Define a sequence $< a_n > _{n\geq0}$ by $a_0 = 0$, $a_1 = 1$ and
$$a_n = 2a_{n - 1} + a_{n - 2},$$
for $n\geq2.$

$(a)$ For every $m > 0$ and $0\leq j\leq m,$ prove that $2a_m$ divides
$a_{m + j} + ( - 1)^ja_{m - j}$.

$(b)$ Suppose $2^k$ divides $n$ for some natural numbers $n$ and $k$. Prove that $2^k$ divides $a_n.$

Number Theory
Medium
##### Suggested Book
Problem Solving Strategies by Arthur Engel

Do you really need a hint? Try it first!

For (a), use strong induction on $j$.
The recurrence has the characteristic equation $x^2-2x-1=0$ (see this post for details). This has two distinct roots, $1\pm\sqrt{2}$. Hence the general solution is of the form $y_n=a(1+\sqrt{2})^n+b(1-\sqrt{2})^n$.

## PROVIDED DATA:
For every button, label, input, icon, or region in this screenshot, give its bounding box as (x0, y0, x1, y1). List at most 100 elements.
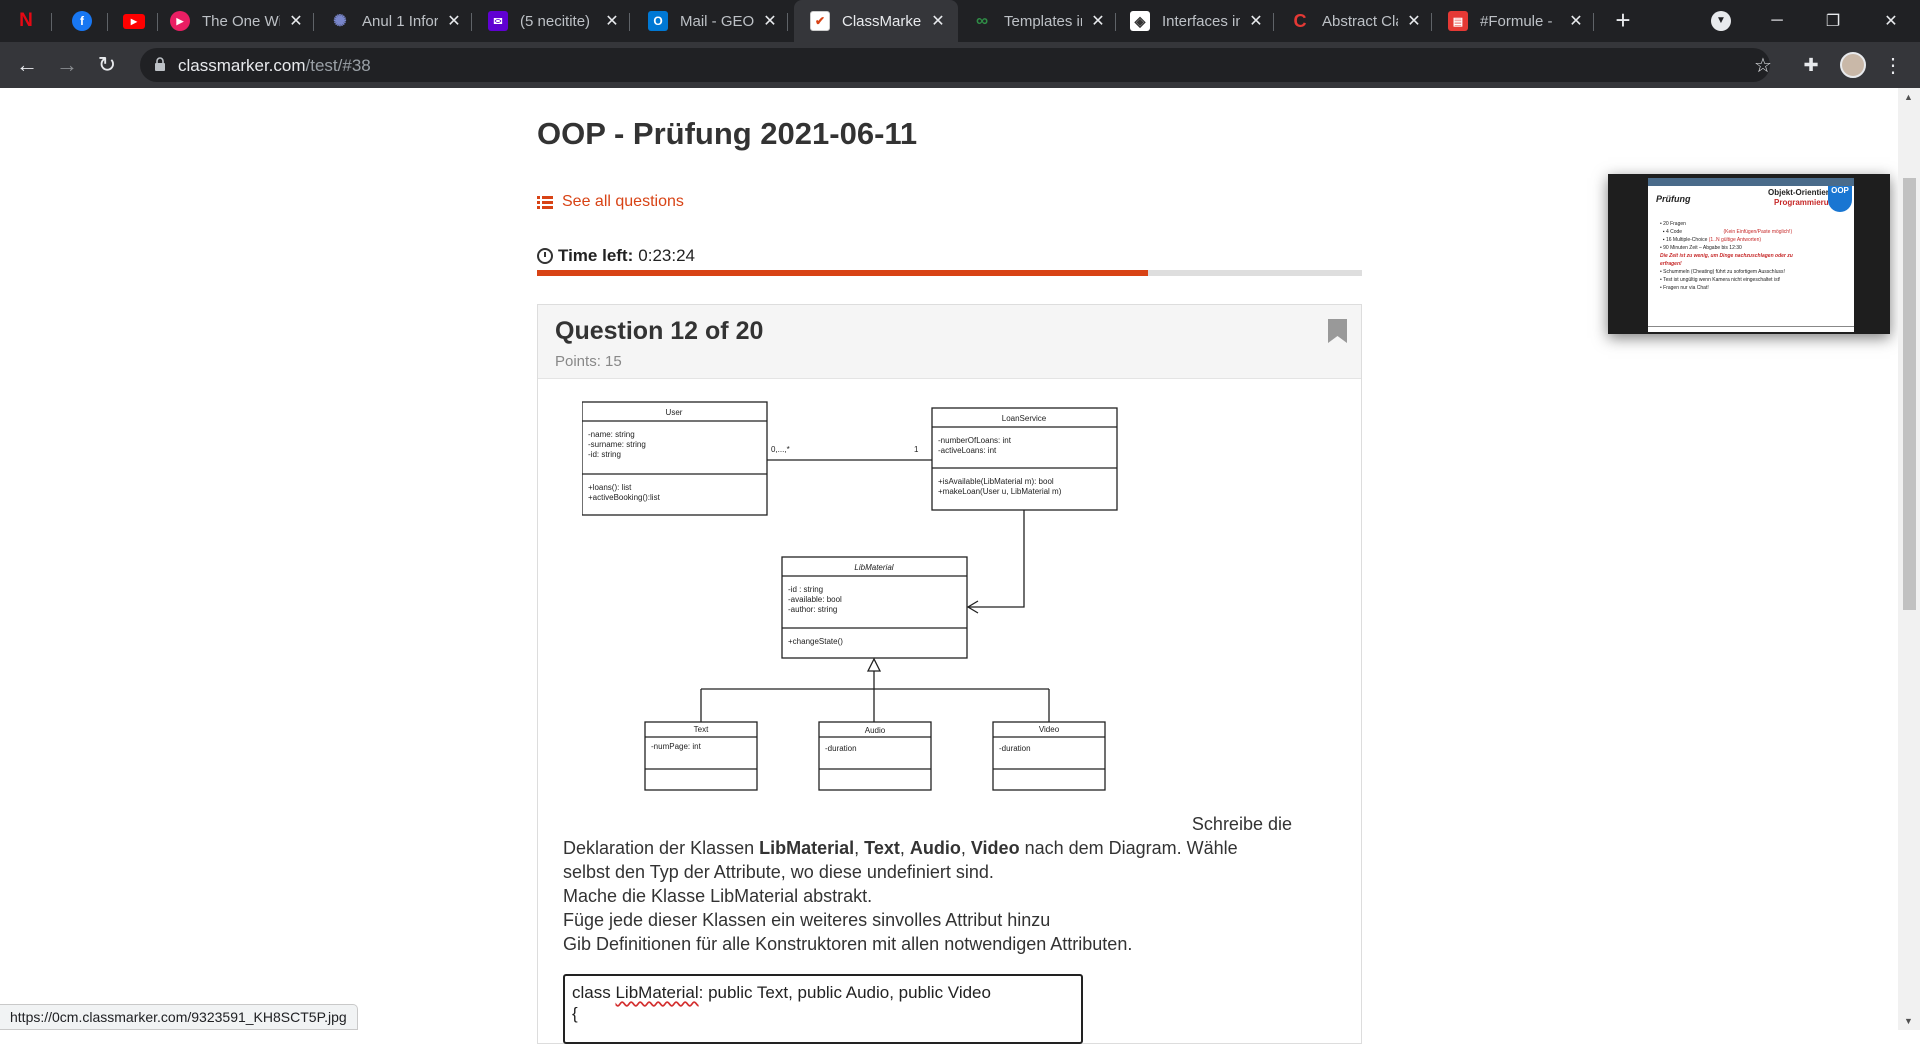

## LIST OF TASKS:
1. In the sequence problem, what method is suggested for part (a)?
2. Write out the sequence problem from "Number Theory" to "induction on $j$.", with no changes.
3. Pick up the sequence problem's hint after its last sentence and carry it on.
None of the data is needed here.

## THE RESULTS:
1. Strong induction on $j$.

2.
Number Theory
Medium
##### Suggested Book
Problem Solving Strategies by Arthur Engel

Do you really need a hint? Try it first!

For (a), use strong induction on $j$.

3.
Solving for $a,b$, we get $$a_n=\frac{(1+\sqrt{2})^n-(1-\sqrt{2})^n}{2\sqrt{2}}$$. Suppose that $2^k\;|\; n$, i.e. $n=2^kj$ for some $j$. Now it suffices to show that $\frac{a_n}{2^k}=$ $$\frac{(1+\sqrt{2})^{2^kj}-(1-\sqrt{2})^{2^kj}}{2^{k+1}\sqrt{2}}$$ is an integer. Use induction on $k$ to prove this.
Note that the given expression is equivalent to $\frac{(1+\sqrt{2})^{2^{k-1}j}+(1-\sqrt{2})^{2^{k-1}j}}{2}\cdot \frac{(1+\sqrt{2})^{2^{k-1}j}-(1-\sqrt{2})^{2^{k-1}j}}{2^k\sqrt{2}}$. By induction, it suffices to show that $\frac{(1+\sqrt{2})^{2^{k-1}j}+(1-\sqrt{2})^{2^{k-1}j}}{2}$ is an integer. Write $b_n=\frac{(1+\sqrt{2})^{n}+(1-\sqrt{2})^{n}}{2}$. Note that $b_n$ satisfies $b_n=2b_{n-1}+b_{n-2}$ hence it suffices to prove that $b_0$ and $b_1$ are both integers. As $b_0=1=b_1$, we are done.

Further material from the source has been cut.